Quote all of the data exactly as given. Skip every picture it contains.

====

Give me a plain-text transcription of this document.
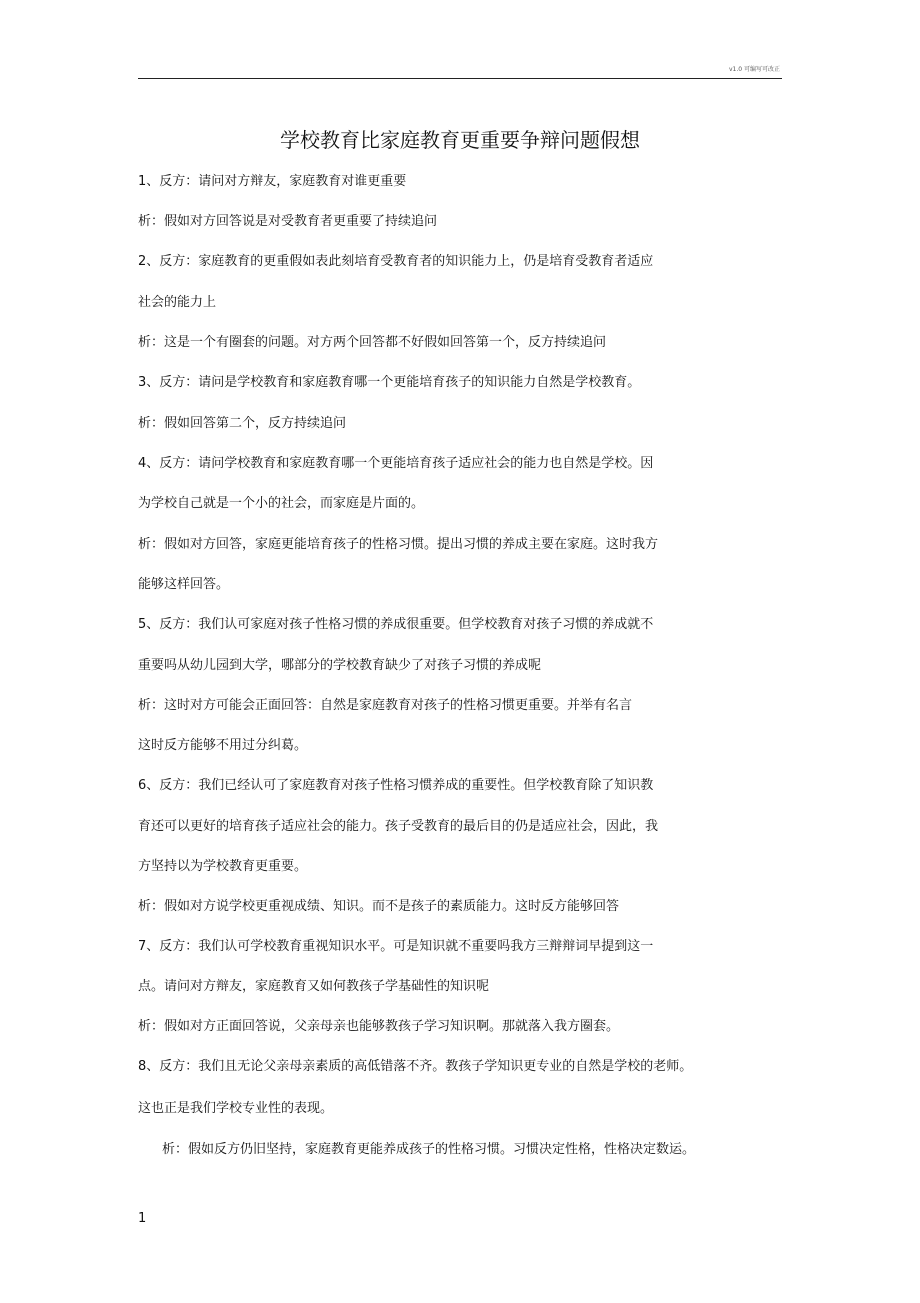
v1.0 可编写可改正
学校教育比家庭教育更重要争辩问题假想
1、反方：请问对方辩友，家庭教育对谁更重要
析：假如对方回答说是对受教育者更重要了持续追问
2、反方：家庭教育的更重假如表此刻培育受教育者的知识能力上，仍是培育受教育者适应
社会的能力上
析：这是一个有圈套的问题。对方两个回答都不好假如回答第一个，反方持续追问
3、反方：请问是学校教育和家庭教育哪一个更能培育孩子的知识能力自然是学校教育。
析：假如回答第二个，反方持续追问
4、反方：请问学校教育和家庭教育哪一个更能培育孩子适应社会的能力也自然是学校。因
为学校自己就是一个小的社会，而家庭是片面的。
析：假如对方回答，家庭更能培育孩子的性格习惯。提出习惯的养成主要在家庭。这时我方
能够这样回答。
5、反方：我们认可家庭对孩子性格习惯的养成很重要。但学校教育对孩子习惯的养成就不
重要吗从幼儿园到大学，哪部分的学校教育缺少了对孩子习惯的养成呢
析：这时对方可能会正面回答：自然是家庭教育对孩子的性格习惯更重要。并举有名言
这时反方能够不用过分纠葛。
6、反方：我们已经认可了家庭教育对孩子性格习惯养成的重要性。但学校教育除了知识教
育还可以更好的培育孩子适应社会的能力。孩子受教育的最后目的仍是适应社会，因此，我
方坚持以为学校教育更重要。
析：假如对方说学校更重视成绩、知识。而不是孩子的素质能力。这时反方能够回答
7、反方：我们认可学校教育重视知识水平。可是知识就不重要吗我方三辩辩词早提到这一
点。请问对方辩友，家庭教育又如何教孩子学基础性的知识呢
析：假如对方正面回答说，父亲母亲也能够教孩子学习知识啊。那就落入我方圈套。
8、反方：我们且无论父亲母亲素质的高低错落不齐。教孩子学知识更专业的自然是学校的老师。
这也正是我们学校专业性的表现。
析：假如反方仍旧坚持，家庭教育更能养成孩子的性格习惯。习惯决定性格，性格决定数运。
1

====

:: Correct result ::
Give me a plain-text transcription of this document.
v1.0 可编写可改正
学校教育比家庭教育更重要争辩问题假想
1、反方：请问对方辩友，家庭教育对谁更重要
析：假如对方回答说是对受教育者更重要了持续追问
2、反方：家庭教育的更重假如表此刻培育受教育者的知识能力上，仍是培育受教育者适应
社会的能力上
析：这是一个有圈套的问题。对方两个回答都不好假如回答第一个，反方持续追问
3、反方：请问是学校教育和家庭教育哪一个更能培育孩子的知识能力自然是学校教育。
析：假如回答第二个，反方持续追问
4、反方：请问学校教育和家庭教育哪一个更能培育孩子适应社会的能力也自然是学校。因
为学校自己就是一个小的社会，而家庭是片面的。
析：假如对方回答，家庭更能培育孩子的性格习惯。提出习惯的养成主要在家庭。这时我方
能够这样回答。
5、反方：我们认可家庭对孩子性格习惯的养成很重要。但学校教育对孩子习惯的养成就不
重要吗从幼儿园到大学，哪部分的学校教育缺少了对孩子习惯的养成呢
析：这时对方可能会正面回答：自然是家庭教育对孩子的性格习惯更重要。并举有名言
这时反方能够不用过分纠葛。
6、反方：我们已经认可了家庭教育对孩子性格习惯养成的重要性。但学校教育除了知识教
育还可以更好的培育孩子适应社会的能力。孩子受教育的最后目的仍是适应社会，因此，我
方坚持以为学校教育更重要。
析：假如对方说学校更重视成绩、知识。而不是孩子的素质能力。这时反方能够回答
7、反方：我们认可学校教育重视知识水平。可是知识就不重要吗我方三辩辩词早提到这一
点。请问对方辩友，家庭教育又如何教孩子学基础性的知识呢
析：假如对方正面回答说，父亲母亲也能够教孩子学习知识啊。那就落入我方圈套。
8、反方：我们且无论父亲母亲素质的高低错落不齐。教孩子学知识更专业的自然是学校的老师。
这也正是我们学校专业性的表现。
析：假如反方仍旧坚持，家庭教育更能养成孩子的性格习惯。习惯决定性格，性格决定数运。
1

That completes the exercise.